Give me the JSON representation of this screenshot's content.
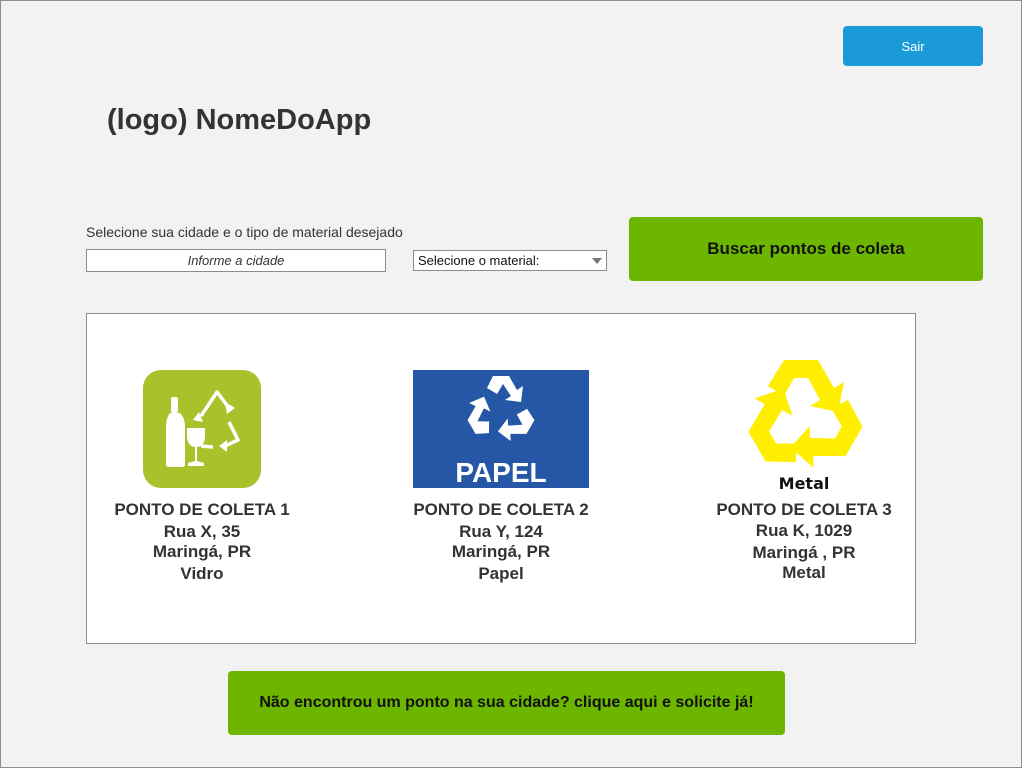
{
  "header": {
    "logout_label": "Sair",
    "app_title": "(logo) NomeDoApp"
  },
  "search": {
    "instructions": "Selecione sua cidade e o tipo de material desejado",
    "city_placeholder": "Informe a cidade",
    "city_value": "",
    "material_selected": "Selecione o material:",
    "search_button_label": "Buscar pontos de coleta"
  },
  "results": [
    {
      "title": "PONTO DE COLETA 1",
      "address": "Rua X, 35",
      "city": "Maringá, PR",
      "material": "Vidro",
      "icon": "glass-recycling-icon",
      "icon_color": "#a8c22c"
    },
    {
      "title": "PONTO DE COLETA 2",
      "address": "Rua Y, 124",
      "city": "Maringá, PR",
      "material": "Papel",
      "icon": "paper-recycling-icon",
      "icon_label": "PAPEL",
      "icon_color": "#2657a6"
    },
    {
      "title": "PONTO DE COLETA 3",
      "address": "Rua K, 1029",
      "city": "Maringá , PR",
      "material": "Metal",
      "icon": "metal-recycling-icon",
      "icon_label": "Metal",
      "icon_color": "#ffee00"
    }
  ],
  "footer": {
    "request_button_label": "Não encontrou um ponto na sua cidade? clique aqui e solicite já!"
  },
  "colors": {
    "logout_button": "#1a9bd8",
    "action_green": "#6db600",
    "background": "#f2f2f2"
  }
}
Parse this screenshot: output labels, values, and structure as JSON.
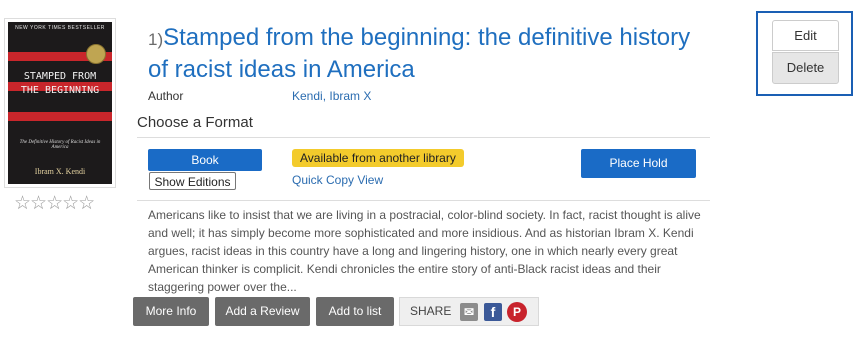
{
  "record": {
    "number": "1)",
    "title": "Stamped from the beginning: the definitive history of racist ideas in America",
    "author_label": "Author",
    "author": "Kendi, Ibram X",
    "rating_stars": "☆☆☆☆☆",
    "rating": 0
  },
  "cover": {
    "top_line": "NEW YORK TIMES BESTSELLER",
    "title_text": "STAMPED FROM THE BEGINNING",
    "subtitle_text": "The Definitive History of Racist Ideas in America",
    "author_text": "Ibram X. Kendi"
  },
  "format": {
    "heading": "Choose a Format",
    "format_button": "Book",
    "show_editions": "Show Editions",
    "availability": "Available from another library",
    "quick_copy": "Quick Copy View",
    "place_hold": "Place Hold"
  },
  "description": "Americans like to insist that we are living in a postracial, color-blind society. In fact, racist thought is alive and well; it has simply become more sophisticated and more insidious. And as historian Ibram X. Kendi argues, racist ideas in this country have a long and lingering history, one in which nearly every great American thinker is complicit. Kendi chronicles the entire story of anti-Black racist ideas and their staggering power over the...",
  "actions": {
    "more_info": "More Info",
    "add_review": "Add a Review",
    "add_to_list": "Add to list",
    "share_label": "SHARE"
  },
  "admin": {
    "edit": "Edit",
    "delete": "Delete"
  },
  "icons": {
    "email": "email-icon",
    "facebook": "facebook-icon",
    "pinterest": "pinterest-icon"
  },
  "colors": {
    "primary": "#1a6bc6",
    "link": "#1f6fbf",
    "availability_bg": "#f3cb2c",
    "action_bg": "#6a6a6a"
  }
}
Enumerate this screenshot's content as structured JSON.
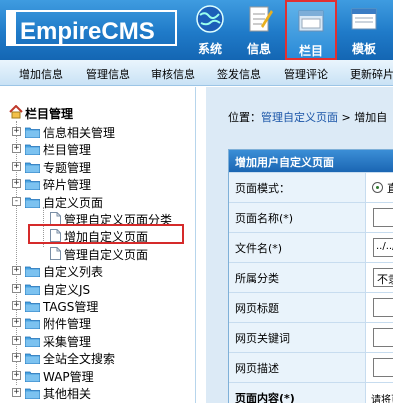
{
  "header": {
    "logo_text": "EmpireCMS",
    "nav": [
      {
        "label": "系统",
        "icon": "globe-icon"
      },
      {
        "label": "信息",
        "icon": "notepad-icon"
      },
      {
        "label": "栏目",
        "icon": "folder-window-icon",
        "active": true
      },
      {
        "label": "模板",
        "icon": "window-icon"
      }
    ]
  },
  "subnav": {
    "items": [
      "增加信息",
      "管理信息",
      "审核信息",
      "签发信息",
      "管理评论",
      "更新碎片"
    ]
  },
  "sidebar": {
    "title": "栏目管理",
    "items": [
      {
        "label": "信息相关管理",
        "expanded": false
      },
      {
        "label": "栏目管理",
        "expanded": false
      },
      {
        "label": "专题管理",
        "expanded": false
      },
      {
        "label": "碎片管理",
        "expanded": false
      },
      {
        "label": "自定义页面",
        "expanded": true,
        "children": [
          "管理自定义页面分类",
          "增加自定义页面",
          "管理自定义页面"
        ]
      },
      {
        "label": "自定义列表",
        "expanded": false
      },
      {
        "label": "自定义JS",
        "expanded": false
      },
      {
        "label": "TAGS管理",
        "expanded": false
      },
      {
        "label": "附件管理",
        "expanded": false
      },
      {
        "label": "采集管理",
        "expanded": false
      },
      {
        "label": "全站全文搜索",
        "expanded": false
      },
      {
        "label": "WAP管理",
        "expanded": false
      },
      {
        "label": "其他相关",
        "expanded": false
      }
    ],
    "highlighted_child": "增加自定义页面"
  },
  "main": {
    "breadcrumb": {
      "prefix": "位置：",
      "link": "管理自定义页面",
      "sep": " > ",
      "current": "增加自"
    },
    "form": {
      "header": "增加用户自定义页面",
      "rows": [
        {
          "label": "页面模式：",
          "type": "radio",
          "value": "直"
        },
        {
          "label": "页面名称(*)",
          "type": "input",
          "value": ""
        },
        {
          "label": "文件名(*)",
          "type": "input",
          "value": "../../"
        },
        {
          "label": "所属分类",
          "type": "select",
          "value": "不隶"
        },
        {
          "label": "网页标题",
          "type": "input",
          "value": ""
        },
        {
          "label": "网页关键词",
          "type": "input",
          "value": ""
        },
        {
          "label": "网页描述",
          "type": "input",
          "value": ""
        },
        {
          "label": "页面内容(*)",
          "type": "hint",
          "value": "请将页"
        }
      ]
    }
  },
  "colors": {
    "header_blue": "#1f7ac8",
    "highlight_red": "#d52a2a",
    "link_blue": "#1a55a8",
    "form_header_blue": "#1b66b3"
  }
}
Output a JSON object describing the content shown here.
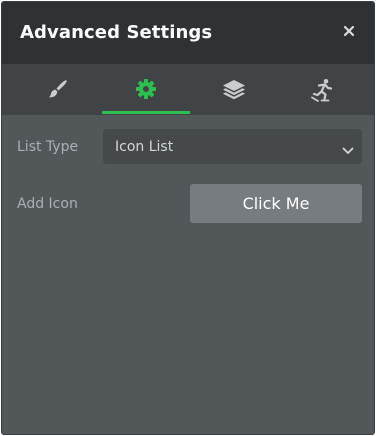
{
  "header": {
    "title": "Advanced Settings",
    "close_icon": "close-icon"
  },
  "tabs": [
    {
      "icon": "paintbrush-icon",
      "active": false
    },
    {
      "icon": "gear-icon",
      "active": true
    },
    {
      "icon": "layers-icon",
      "active": false
    },
    {
      "icon": "skating-figure-icon",
      "active": false
    }
  ],
  "fields": {
    "list_type": {
      "label": "List Type",
      "value": "Icon List"
    },
    "add_icon": {
      "label": "Add Icon",
      "button_label": "Click Me"
    }
  },
  "colors": {
    "accent": "#2ec04f",
    "header_bg": "#2f3234",
    "panel_bg": "#52575a"
  }
}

● TASK REQUIREMENTS
Your answer should be a single number: how many lines of the material contain the word "screenshot".

● FULL OUTPUT
3